**What is needed**
Copy the listing word for word, starting with its first line and ending after the line that contains "layer-block-gn: GroupNorm <box>380". Include both of those lines.

Saved dataset items:
_ _ _ _ _ _ _

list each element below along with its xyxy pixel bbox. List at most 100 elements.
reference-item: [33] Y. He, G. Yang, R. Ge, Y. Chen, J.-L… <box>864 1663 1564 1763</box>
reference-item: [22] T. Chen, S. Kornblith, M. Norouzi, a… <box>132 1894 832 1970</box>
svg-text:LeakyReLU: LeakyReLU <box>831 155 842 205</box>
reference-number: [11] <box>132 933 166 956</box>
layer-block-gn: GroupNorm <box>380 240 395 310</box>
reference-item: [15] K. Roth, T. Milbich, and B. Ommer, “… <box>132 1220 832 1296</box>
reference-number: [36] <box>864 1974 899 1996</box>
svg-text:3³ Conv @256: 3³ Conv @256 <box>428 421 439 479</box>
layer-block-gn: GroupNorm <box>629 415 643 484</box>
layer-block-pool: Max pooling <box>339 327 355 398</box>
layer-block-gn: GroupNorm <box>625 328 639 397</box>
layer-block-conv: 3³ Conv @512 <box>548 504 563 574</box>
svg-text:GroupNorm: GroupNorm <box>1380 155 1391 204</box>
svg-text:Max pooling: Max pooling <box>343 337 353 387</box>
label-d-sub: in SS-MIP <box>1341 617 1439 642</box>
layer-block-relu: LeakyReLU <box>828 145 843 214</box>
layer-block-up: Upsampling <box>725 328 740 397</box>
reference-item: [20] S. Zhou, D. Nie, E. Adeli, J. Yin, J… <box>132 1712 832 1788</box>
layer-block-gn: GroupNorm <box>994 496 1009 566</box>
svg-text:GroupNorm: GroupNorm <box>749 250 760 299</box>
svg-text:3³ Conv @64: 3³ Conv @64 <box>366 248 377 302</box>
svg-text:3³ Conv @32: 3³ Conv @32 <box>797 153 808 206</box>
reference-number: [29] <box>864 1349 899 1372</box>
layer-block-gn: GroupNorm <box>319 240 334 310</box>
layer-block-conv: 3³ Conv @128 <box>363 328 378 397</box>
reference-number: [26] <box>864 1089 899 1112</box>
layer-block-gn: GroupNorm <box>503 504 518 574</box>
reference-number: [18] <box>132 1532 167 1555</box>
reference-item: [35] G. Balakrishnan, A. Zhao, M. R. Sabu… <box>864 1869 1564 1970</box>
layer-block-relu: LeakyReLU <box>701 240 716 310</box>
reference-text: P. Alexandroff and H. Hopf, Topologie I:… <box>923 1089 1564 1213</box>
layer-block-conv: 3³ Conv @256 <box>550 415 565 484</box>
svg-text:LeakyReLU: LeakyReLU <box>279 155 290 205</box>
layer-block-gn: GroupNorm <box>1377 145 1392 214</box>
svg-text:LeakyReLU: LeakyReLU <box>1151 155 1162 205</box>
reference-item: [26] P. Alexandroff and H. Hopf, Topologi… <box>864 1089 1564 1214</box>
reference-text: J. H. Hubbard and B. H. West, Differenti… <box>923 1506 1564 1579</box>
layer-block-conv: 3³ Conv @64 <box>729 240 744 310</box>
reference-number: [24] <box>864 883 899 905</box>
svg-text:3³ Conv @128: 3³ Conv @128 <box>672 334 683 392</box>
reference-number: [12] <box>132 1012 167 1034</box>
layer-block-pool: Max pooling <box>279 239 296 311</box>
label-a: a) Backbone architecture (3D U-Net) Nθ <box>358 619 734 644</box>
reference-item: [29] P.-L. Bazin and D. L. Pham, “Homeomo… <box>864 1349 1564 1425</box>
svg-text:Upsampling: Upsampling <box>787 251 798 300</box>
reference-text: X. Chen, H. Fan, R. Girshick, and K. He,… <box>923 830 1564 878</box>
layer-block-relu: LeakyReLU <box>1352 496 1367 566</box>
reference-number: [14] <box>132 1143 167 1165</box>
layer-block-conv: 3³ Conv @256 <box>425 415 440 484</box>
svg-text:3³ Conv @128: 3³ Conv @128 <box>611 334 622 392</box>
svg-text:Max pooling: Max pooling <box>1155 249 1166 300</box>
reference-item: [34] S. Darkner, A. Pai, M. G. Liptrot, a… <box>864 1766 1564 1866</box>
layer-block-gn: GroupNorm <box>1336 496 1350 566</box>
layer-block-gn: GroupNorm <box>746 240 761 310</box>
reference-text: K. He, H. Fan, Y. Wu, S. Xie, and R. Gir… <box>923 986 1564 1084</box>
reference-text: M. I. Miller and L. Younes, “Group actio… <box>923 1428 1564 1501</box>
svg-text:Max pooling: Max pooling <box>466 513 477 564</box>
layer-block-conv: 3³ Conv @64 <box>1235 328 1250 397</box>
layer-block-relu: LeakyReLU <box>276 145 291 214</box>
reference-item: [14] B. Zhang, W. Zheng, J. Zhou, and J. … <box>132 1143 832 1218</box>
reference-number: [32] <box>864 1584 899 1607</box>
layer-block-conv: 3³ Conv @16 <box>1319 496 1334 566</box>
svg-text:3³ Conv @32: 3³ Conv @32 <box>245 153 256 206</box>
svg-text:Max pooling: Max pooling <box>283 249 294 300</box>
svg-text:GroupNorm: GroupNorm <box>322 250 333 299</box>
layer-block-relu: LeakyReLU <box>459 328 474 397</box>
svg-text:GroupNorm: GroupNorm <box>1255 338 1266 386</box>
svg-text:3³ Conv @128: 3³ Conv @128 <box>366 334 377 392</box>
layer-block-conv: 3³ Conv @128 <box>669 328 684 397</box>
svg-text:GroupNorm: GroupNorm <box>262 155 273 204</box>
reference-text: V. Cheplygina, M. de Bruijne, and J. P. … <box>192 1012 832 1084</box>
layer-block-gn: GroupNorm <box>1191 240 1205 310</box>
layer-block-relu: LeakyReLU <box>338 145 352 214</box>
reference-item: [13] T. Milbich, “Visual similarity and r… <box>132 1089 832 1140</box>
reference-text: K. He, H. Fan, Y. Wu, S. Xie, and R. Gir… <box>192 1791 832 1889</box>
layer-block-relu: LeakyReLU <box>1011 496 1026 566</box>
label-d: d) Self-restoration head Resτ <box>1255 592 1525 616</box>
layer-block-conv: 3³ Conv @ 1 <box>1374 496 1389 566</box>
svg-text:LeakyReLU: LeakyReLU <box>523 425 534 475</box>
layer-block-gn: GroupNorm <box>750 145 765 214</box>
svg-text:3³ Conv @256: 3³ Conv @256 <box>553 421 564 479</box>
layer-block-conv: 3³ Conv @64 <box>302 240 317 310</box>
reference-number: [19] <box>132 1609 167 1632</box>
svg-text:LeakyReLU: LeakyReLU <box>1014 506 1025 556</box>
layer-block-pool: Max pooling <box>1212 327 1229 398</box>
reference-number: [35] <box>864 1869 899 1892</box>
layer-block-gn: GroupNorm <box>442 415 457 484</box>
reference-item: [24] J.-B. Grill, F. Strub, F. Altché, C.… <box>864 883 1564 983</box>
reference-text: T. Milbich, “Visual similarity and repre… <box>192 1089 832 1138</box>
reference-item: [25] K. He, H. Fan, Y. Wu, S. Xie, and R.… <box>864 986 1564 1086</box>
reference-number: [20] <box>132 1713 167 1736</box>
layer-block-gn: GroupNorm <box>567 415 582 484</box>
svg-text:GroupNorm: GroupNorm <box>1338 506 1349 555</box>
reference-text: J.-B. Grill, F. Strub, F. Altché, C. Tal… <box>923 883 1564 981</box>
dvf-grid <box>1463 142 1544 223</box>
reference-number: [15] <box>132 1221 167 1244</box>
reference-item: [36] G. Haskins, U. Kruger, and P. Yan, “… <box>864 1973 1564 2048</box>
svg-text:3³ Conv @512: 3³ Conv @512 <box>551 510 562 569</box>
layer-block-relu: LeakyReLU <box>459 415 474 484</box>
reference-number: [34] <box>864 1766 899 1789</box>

_ _ _ _ _ _ _

**Expected output**
list each element below along with its xyxy pixel bbox. List at most 100 elements.
reference-item: [33] Y. He, G. Yang, R. Ge, Y. Chen, J.-L… <box>864 1663 1564 1763</box>
reference-item: [22] T. Chen, S. Kornblith, M. Norouzi, a… <box>132 1894 832 1970</box>
svg-text:LeakyReLU: LeakyReLU <box>831 155 842 205</box>
reference-number: [11] <box>132 933 166 956</box>
layer-block-gn: GroupNorm <box>380 240 395 310</box>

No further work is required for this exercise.